>> start INPUT ROWS

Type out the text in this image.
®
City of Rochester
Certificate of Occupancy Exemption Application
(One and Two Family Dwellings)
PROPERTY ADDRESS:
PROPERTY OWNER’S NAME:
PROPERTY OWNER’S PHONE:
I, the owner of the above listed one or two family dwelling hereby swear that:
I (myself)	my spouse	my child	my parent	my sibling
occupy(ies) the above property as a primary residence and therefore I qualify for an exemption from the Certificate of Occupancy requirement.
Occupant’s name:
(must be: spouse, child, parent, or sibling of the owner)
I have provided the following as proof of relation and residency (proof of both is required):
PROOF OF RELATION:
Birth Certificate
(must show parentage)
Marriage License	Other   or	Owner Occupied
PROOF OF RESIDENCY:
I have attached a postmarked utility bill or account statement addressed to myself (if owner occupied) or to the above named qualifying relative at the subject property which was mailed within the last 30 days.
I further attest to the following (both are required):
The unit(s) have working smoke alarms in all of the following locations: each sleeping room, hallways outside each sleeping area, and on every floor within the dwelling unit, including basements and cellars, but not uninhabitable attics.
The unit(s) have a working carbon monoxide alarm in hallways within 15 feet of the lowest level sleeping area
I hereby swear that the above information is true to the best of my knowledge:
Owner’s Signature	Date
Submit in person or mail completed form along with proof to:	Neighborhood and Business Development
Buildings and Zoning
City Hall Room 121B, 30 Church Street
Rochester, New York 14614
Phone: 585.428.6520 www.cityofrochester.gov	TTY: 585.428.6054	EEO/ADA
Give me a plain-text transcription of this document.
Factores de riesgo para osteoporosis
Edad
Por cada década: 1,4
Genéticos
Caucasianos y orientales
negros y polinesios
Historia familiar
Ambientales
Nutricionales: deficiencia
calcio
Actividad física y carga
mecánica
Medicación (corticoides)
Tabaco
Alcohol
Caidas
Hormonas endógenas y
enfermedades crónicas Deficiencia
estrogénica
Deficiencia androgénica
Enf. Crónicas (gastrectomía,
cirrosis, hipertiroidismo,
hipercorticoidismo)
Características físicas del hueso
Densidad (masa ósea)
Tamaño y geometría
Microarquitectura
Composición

>> end INPUT ROWS

• WHAT YOU HAVE TO DO
Extract all of the data above without altering anything.

• THE OUTPUT
Type out the text in this image.
®
City of Rochester
Certificate of Occupancy Exemption Application
(One and Two Family Dwellings)
PROPERTY ADDRESS:
PROPERTY OWNER’S NAME:
PROPERTY OWNER’S PHONE:
I, the owner of the above listed one or two family dwelling hereby swear that:
I (myself)	my spouse	my child	my parent	my sibling
occupy(ies) the above property as a primary residence and therefore I qualify for an exemption from the Certificate of Occupancy requirement.
Occupant’s name:
(must be: spouse, child, parent, or sibling of the owner)
I have provided the following as proof of relation and residency (proof of both is required):
PROOF OF RELATION:
Birth Certificate
(must show parentage)
Marriage License	Other   or	Owner Occupied
PROOF OF RESIDENCY:
I have attached a postmarked utility bill or account statement addressed to myself (if owner occupied) or to the above named qualifying relative at the subject property which was mailed within the last 30 days.
I further attest to the following (both are required):
The unit(s) have working smoke alarms in all of the following locations: each sleeping room, hallways outside each sleeping area, and on every floor within the dwelling unit, including basements and cellars, but not uninhabitable attics.
The unit(s) have a working carbon monoxide alarm in hallways within 15 feet of the lowest level sleeping area
I hereby swear that the above information is true to the best of my knowledge:
Owner’s Signature	Date
Submit in person or mail completed form along with proof to:	Neighborhood and Business Development
Buildings and Zoning
City Hall Room 121B, 30 Church Street
Rochester, New York 14614
Phone: 585.428.6520 www.cityofrochester.gov	TTY: 585.428.6054	EEO/ADA
Give me a plain-text transcription of this document.
Factores de riesgo para osteoporosis
Edad
Por cada década: 1,4
Genéticos
Caucasianos y orientales
negros y polinesios
Historia familiar
Ambientales
Nutricionales: deficiencia
calcio
Actividad física y carga
mecánica
Medicación (corticoides)
Tabaco
Alcohol
Caidas
Hormonas endógenas y
enfermedades crónicas Deficiencia
estrogénica
Deficiencia androgénica
Enf. Crónicas (gastrectomía,
cirrosis, hipertiroidismo,
hipercorticoidismo)
Características físicas del hueso
Densidad (masa ósea)
Tamaño y geometría
Microarquitectura
Composición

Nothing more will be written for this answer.